== TASK INSTRUCTIONS ==
Reproduce all of the listing below without alteration.

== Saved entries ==
=-=-=-=-=

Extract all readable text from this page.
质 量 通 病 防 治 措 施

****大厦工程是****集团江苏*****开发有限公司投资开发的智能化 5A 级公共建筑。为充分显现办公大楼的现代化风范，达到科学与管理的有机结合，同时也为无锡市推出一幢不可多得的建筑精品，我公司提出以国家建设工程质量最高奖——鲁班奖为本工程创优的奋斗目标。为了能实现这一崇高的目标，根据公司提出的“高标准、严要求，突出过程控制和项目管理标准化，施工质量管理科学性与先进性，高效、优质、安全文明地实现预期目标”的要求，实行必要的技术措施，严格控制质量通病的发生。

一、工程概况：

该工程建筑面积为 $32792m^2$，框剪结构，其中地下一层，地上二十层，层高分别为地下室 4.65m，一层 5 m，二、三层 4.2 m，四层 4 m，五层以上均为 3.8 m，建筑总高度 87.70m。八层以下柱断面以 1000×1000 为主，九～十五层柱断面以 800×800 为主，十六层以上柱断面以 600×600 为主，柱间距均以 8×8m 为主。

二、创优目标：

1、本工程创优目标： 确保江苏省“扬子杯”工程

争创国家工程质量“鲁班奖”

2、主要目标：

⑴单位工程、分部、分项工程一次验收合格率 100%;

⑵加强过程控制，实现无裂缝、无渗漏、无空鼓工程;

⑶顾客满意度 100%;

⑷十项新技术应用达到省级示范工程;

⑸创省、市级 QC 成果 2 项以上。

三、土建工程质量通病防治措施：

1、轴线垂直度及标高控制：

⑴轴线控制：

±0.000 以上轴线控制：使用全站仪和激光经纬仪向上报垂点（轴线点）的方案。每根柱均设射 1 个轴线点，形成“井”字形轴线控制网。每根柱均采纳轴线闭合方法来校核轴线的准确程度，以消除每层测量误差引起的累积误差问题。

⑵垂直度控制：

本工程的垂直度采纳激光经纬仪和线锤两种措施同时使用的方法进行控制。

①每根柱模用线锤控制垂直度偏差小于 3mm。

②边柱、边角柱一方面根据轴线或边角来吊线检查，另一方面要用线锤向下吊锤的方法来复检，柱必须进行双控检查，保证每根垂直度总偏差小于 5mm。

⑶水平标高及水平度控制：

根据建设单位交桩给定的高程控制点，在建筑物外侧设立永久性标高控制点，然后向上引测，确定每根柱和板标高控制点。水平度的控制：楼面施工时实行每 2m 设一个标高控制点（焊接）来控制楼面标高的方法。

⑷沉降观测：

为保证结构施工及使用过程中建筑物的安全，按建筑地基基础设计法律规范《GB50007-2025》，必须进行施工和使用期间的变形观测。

=-=-=-=-=

== SOLUTION BELOW ==
Extract all readable text from this page.
质 量 通 病 防 治 措 施

****大厦工程是****集团江苏*****开发有限公司投资开发的智能化 5A 级公共建筑。为充分显现办公大楼的现代化风范，达到科学与管理的有机结合，同时也为无锡市推出一幢不可多得的建筑精品，我公司提出以国家建设工程质量最高奖——鲁班奖为本工程创优的奋斗目标。为了能实现这一崇高的目标，根据公司提出的“高标准、严要求，突出过程控制和项目管理标准化，施工质量管理科学性与先进性，高效、优质、安全文明地实现预期目标”的要求，实行必要的技术措施，严格控制质量通病的发生。

一、工程概况：

该工程建筑面积为 $32792m^2$，框剪结构，其中地下一层，地上二十层，层高分别为地下室 4.65m，一层 5 m，二、三层 4.2 m，四层 4 m，五层以上均为 3.8 m，建筑总高度 87.70m。八层以下柱断面以 1000×1000 为主，九～十五层柱断面以 800×800 为主，十六层以上柱断面以 600×600 为主，柱间距均以 8×8m 为主。

二、创优目标：

1、本工程创优目标： 确保江苏省“扬子杯”工程

争创国家工程质量“鲁班奖”

2、主要目标：

⑴单位工程、分部、分项工程一次验收合格率 100%;

⑵加强过程控制，实现无裂缝、无渗漏、无空鼓工程;

⑶顾客满意度 100%;

⑷十项新技术应用达到省级示范工程;

⑸创省、市级 QC 成果 2 项以上。

三、土建工程质量通病防治措施：

1、轴线垂直度及标高控制：

⑴轴线控制：

±0.000 以上轴线控制：使用全站仪和激光经纬仪向上报垂点（轴线点）的方案。每根柱均设射 1 个轴线点，形成“井”字形轴线控制网。每根柱均采纳轴线闭合方法来校核轴线的准确程度，以消除每层测量误差引起的累积误差问题。

⑵垂直度控制：

本工程的垂直度采纳激光经纬仪和线锤两种措施同时使用的方法进行控制。

①每根柱模用线锤控制垂直度偏差小于 3mm。

②边柱、边角柱一方面根据轴线或边角来吊线检查，另一方面要用线锤向下吊锤的方法来复检，柱必须进行双控检查，保证每根垂直度总偏差小于 5mm。

⑶水平标高及水平度控制：

根据建设单位交桩给定的高程控制点，在建筑物外侧设立永久性标高控制点，然后向上引测，确定每根柱和板标高控制点。水平度的控制：楼面施工时实行每 2m 设一个标高控制点（焊接）来控制楼面标高的方法。

⑷沉降观测：

为保证结构施工及使用过程中建筑物的安全，按建筑地基基础设计法律规范《GB50007-2025》，必须进行施工和使用期间的变形观测。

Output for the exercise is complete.